■ Task to complete: Return the records word for word. Any pictures in them are not part of the copy.

■ Data provided:
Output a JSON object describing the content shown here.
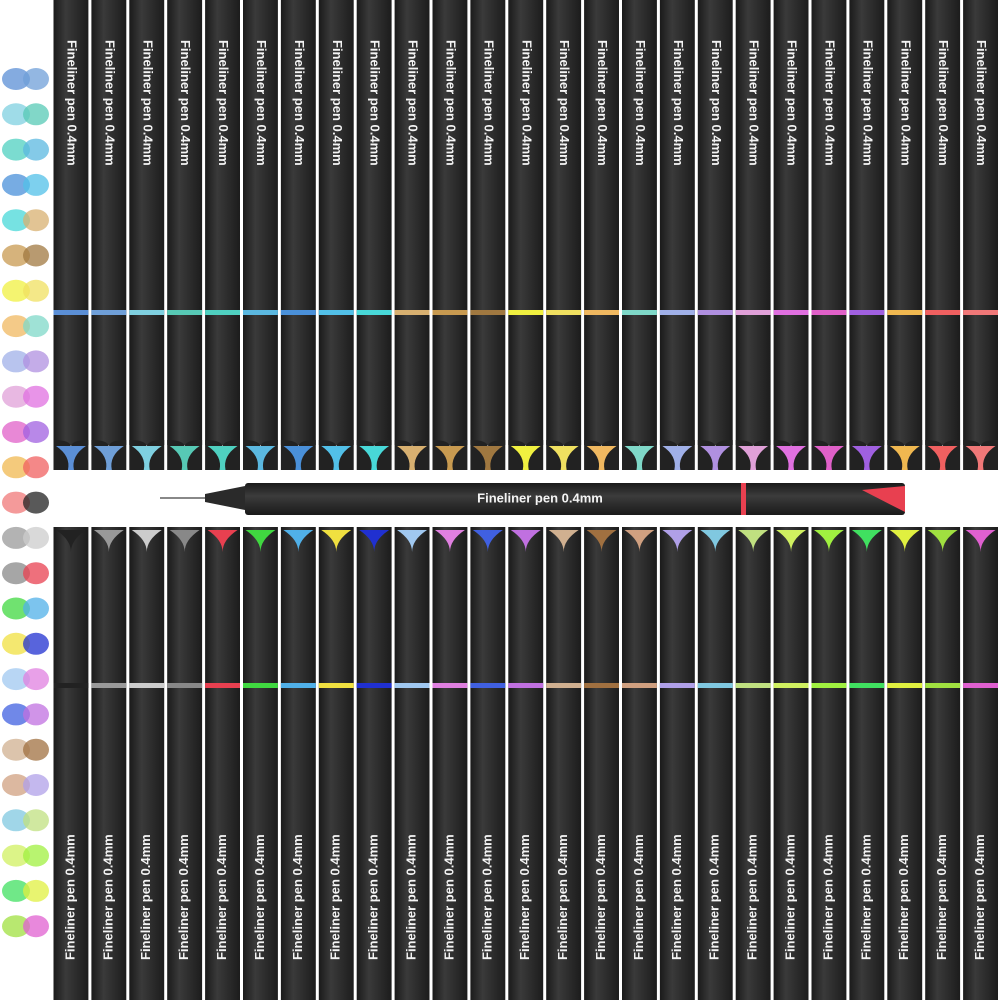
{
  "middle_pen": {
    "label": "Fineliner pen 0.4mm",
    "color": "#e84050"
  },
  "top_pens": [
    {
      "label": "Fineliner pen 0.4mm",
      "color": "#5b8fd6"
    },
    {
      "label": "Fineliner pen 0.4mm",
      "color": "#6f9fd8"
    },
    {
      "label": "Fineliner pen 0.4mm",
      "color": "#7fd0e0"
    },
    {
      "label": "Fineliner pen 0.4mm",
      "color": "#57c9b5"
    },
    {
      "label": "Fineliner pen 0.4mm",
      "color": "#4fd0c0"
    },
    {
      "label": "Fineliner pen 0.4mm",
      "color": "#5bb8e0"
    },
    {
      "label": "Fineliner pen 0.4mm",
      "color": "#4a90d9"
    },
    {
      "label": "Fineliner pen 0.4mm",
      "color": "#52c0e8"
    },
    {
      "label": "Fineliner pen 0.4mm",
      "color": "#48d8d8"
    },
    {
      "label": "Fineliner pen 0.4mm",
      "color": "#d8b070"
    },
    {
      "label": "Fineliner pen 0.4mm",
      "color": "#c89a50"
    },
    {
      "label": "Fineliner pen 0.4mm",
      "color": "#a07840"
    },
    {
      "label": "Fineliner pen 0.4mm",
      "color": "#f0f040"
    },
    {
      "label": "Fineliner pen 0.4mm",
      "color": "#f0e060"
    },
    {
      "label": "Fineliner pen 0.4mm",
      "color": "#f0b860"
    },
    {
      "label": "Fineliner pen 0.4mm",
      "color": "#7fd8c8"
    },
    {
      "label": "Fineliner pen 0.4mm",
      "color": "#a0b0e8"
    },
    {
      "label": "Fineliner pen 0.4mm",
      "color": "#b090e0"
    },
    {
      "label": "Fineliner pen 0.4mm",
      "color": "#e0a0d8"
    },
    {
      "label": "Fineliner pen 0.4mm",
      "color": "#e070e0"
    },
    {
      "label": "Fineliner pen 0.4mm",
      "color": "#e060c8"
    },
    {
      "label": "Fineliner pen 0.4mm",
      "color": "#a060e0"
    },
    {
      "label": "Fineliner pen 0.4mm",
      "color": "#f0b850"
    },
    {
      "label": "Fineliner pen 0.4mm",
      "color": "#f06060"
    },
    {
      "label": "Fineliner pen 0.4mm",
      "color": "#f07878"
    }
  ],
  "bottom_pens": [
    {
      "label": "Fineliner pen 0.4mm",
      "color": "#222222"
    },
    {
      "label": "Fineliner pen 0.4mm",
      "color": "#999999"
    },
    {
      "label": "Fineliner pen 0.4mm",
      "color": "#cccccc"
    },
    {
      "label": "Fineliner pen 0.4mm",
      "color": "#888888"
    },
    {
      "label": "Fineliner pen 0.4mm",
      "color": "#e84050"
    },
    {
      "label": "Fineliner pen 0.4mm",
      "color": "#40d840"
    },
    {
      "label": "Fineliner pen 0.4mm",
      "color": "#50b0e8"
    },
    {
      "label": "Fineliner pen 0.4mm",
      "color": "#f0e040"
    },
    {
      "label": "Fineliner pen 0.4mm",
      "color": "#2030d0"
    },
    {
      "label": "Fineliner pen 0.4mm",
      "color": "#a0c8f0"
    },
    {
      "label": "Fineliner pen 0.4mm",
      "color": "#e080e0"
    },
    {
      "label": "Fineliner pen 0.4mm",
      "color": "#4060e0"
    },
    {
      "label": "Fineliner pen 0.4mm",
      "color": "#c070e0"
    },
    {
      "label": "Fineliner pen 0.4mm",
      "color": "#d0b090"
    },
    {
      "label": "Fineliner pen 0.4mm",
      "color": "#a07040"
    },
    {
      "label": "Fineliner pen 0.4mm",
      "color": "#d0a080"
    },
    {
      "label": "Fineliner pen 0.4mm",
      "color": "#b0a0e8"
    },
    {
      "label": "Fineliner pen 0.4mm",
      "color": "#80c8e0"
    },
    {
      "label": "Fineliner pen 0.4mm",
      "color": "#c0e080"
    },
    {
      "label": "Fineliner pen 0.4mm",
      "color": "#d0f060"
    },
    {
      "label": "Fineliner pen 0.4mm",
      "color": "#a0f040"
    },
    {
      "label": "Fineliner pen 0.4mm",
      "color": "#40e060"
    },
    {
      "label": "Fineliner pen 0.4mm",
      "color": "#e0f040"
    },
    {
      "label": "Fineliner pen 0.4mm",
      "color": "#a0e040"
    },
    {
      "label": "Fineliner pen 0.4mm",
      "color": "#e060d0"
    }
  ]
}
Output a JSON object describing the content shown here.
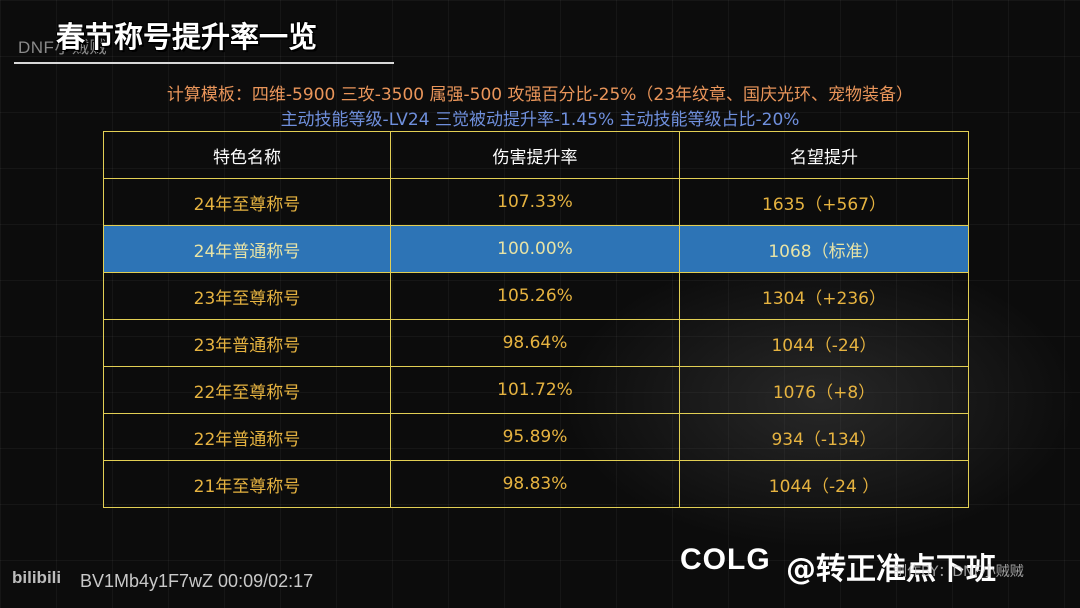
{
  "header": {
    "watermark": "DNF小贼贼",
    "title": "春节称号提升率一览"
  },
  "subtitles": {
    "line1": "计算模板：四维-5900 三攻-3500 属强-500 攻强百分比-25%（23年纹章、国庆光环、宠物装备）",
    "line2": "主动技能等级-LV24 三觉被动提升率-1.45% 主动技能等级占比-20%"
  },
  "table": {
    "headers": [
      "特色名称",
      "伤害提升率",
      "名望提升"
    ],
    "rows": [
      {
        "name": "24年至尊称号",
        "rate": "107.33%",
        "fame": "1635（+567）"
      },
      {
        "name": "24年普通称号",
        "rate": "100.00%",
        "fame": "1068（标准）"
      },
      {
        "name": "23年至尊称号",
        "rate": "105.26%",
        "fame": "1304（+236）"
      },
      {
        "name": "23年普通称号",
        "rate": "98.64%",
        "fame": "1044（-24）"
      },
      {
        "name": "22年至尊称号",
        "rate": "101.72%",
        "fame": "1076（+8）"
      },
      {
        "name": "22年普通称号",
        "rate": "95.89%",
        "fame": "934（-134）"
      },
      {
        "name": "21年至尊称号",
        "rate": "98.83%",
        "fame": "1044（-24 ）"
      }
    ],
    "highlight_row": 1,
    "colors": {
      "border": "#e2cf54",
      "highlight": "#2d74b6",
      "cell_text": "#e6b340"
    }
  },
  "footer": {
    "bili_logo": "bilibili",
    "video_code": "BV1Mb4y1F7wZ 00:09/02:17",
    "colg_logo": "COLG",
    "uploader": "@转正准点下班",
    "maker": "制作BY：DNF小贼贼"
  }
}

■ Written response:
Output a JSON object describing the content shown here.
{
  "middle_pen": {
    "label": "Fineliner pen 0.4mm",
    "color": "#e84050"
  },
  "top_pens": [
    {
      "label": "Fineliner pen 0.4mm",
      "color": "#5b8fd6"
    },
    {
      "label": "Fineliner pen 0.4mm",
      "color": "#6f9fd8"
    },
    {
      "label": "Fineliner pen 0.4mm",
      "color": "#7fd0e0"
    },
    {
      "label": "Fineliner pen 0.4mm",
      "color": "#57c9b5"
    },
    {
      "label": "Fineliner pen 0.4mm",
      "color": "#4fd0c0"
    },
    {
      "label": "Fineliner pen 0.4mm",
      "color": "#5bb8e0"
    },
    {
      "label": "Fineliner pen 0.4mm",
      "color": "#4a90d9"
    },
    {
      "label": "Fineliner pen 0.4mm",
      "color": "#52c0e8"
    },
    {
      "label": "Fineliner pen 0.4mm",
      "color": "#48d8d8"
    },
    {
      "label": "Fineliner pen 0.4mm",
      "color": "#d8b070"
    },
    {
      "label": "Fineliner pen 0.4mm",
      "color": "#c89a50"
    },
    {
      "label": "Fineliner pen 0.4mm",
      "color": "#a07840"
    },
    {
      "label": "Fineliner pen 0.4mm",
      "color": "#f0f040"
    },
    {
      "label": "Fineliner pen 0.4mm",
      "color": "#f0e060"
    },
    {
      "label": "Fineliner pen 0.4mm",
      "color": "#f0b860"
    },
    {
      "label": "Fineliner pen 0.4mm",
      "color": "#7fd8c8"
    },
    {
      "label": "Fineliner pen 0.4mm",
      "color": "#a0b0e8"
    },
    {
      "label": "Fineliner pen 0.4mm",
      "color": "#b090e0"
    },
    {
      "label": "Fineliner pen 0.4mm",
      "color": "#e0a0d8"
    },
    {
      "label": "Fineliner pen 0.4mm",
      "color": "#e070e0"
    },
    {
      "label": "Fineliner pen 0.4mm",
      "color": "#e060c8"
    },
    {
      "label": "Fineliner pen 0.4mm",
      "color": "#a060e0"
    },
    {
      "label": "Fineliner pen 0.4mm",
      "color": "#f0b850"
    },
    {
      "label": "Fineliner pen 0.4mm",
      "color": "#f06060"
    },
    {
      "label": "Fineliner pen 0.4mm",
      "color": "#f07878"
    }
  ],
  "bottom_pens": [
    {
      "label": "Fineliner pen 0.4mm",
      "color": "#222222"
    },
    {
      "label": "Fineliner pen 0.4mm",
      "color": "#999999"
    },
    {
      "label": "Fineliner pen 0.4mm",
      "color": "#cccccc"
    },
    {
      "label": "Fineliner pen 0.4mm",
      "color": "#888888"
    },
    {
      "label": "Fineliner pen 0.4mm",
      "color": "#e84050"
    },
    {
      "label": "Fineliner pen 0.4mm",
      "color": "#40d840"
    },
    {
      "label": "Fineliner pen 0.4mm",
      "color": "#50b0e8"
    },
    {
      "label": "Fineliner pen 0.4mm",
      "color": "#f0e040"
    },
    {
      "label": "Fineliner pen 0.4mm",
      "color": "#2030d0"
    },
    {
      "label": "Fineliner pen 0.4mm",
      "color": "#a0c8f0"
    },
    {
      "label": "Fineliner pen 0.4mm",
      "color": "#e080e0"
    },
    {
      "label": "Fineliner pen 0.4mm",
      "color": "#4060e0"
    },
    {
      "label": "Fineliner pen 0.4mm",
      "color": "#c070e0"
    },
    {
      "label": "Fineliner pen 0.4mm",
      "color": "#d0b090"
    },
    {
      "label": "Fineliner pen 0.4mm",
      "color": "#a07040"
    },
    {
      "label": "Fineliner pen 0.4mm",
      "color": "#d0a080"
    },
    {
      "label": "Fineliner pen 0.4mm",
      "color": "#b0a0e8"
    },
    {
      "label": "Fineliner pen 0.4mm",
      "color": "#80c8e0"
    },
    {
      "label": "Fineliner pen 0.4mm",
      "color": "#c0e080"
    },
    {
      "label": "Fineliner pen 0.4mm",
      "color": "#d0f060"
    },
    {
      "label": "Fineliner pen 0.4mm",
      "color": "#a0f040"
    },
    {
      "label": "Fineliner pen 0.4mm",
      "color": "#40e060"
    },
    {
      "label": "Fineliner pen 0.4mm",
      "color": "#e0f040"
    },
    {
      "label": "Fineliner pen 0.4mm",
      "color": "#a0e040"
    },
    {
      "label": "Fineliner pen 0.4mm",
      "color": "#e060d0"
    }
  ]
}
Output a JSON object describing the content shown here.
{
  "header": {
    "watermark": "DNF小贼贼",
    "title": "春节称号提升率一览"
  },
  "subtitles": {
    "line1": "计算模板：四维-5900 三攻-3500 属强-500 攻强百分比-25%（23年纹章、国庆光环、宠物装备）",
    "line2": "主动技能等级-LV24 三觉被动提升率-1.45% 主动技能等级占比-20%"
  },
  "table": {
    "headers": [
      "特色名称",
      "伤害提升率",
      "名望提升"
    ],
    "rows": [
      {
        "name": "24年至尊称号",
        "rate": "107.33%",
        "fame": "1635（+567）"
      },
      {
        "name": "24年普通称号",
        "rate": "100.00%",
        "fame": "1068（标准）"
      },
      {
        "name": "23年至尊称号",
        "rate": "105.26%",
        "fame": "1304（+236）"
      },
      {
        "name": "23年普通称号",
        "rate": "98.64%",
        "fame": "1044（-24）"
      },
      {
        "name": "22年至尊称号",
        "rate": "101.72%",
        "fame": "1076（+8）"
      },
      {
        "name": "22年普通称号",
        "rate": "95.89%",
        "fame": "934（-134）"
      },
      {
        "name": "21年至尊称号",
        "rate": "98.83%",
        "fame": "1044（-24 ）"
      }
    ],
    "highlight_row": 1,
    "colors": {
      "border": "#e2cf54",
      "highlight": "#2d74b6",
      "cell_text": "#e6b340"
    }
  },
  "footer": {
    "bili_logo": "bilibili",
    "video_code": "BV1Mb4y1F7wZ 00:09/02:17",
    "colg_logo": "COLG",
    "uploader": "@转正准点下班",
    "maker": "制作BY：DNF小贼贼"
  }
}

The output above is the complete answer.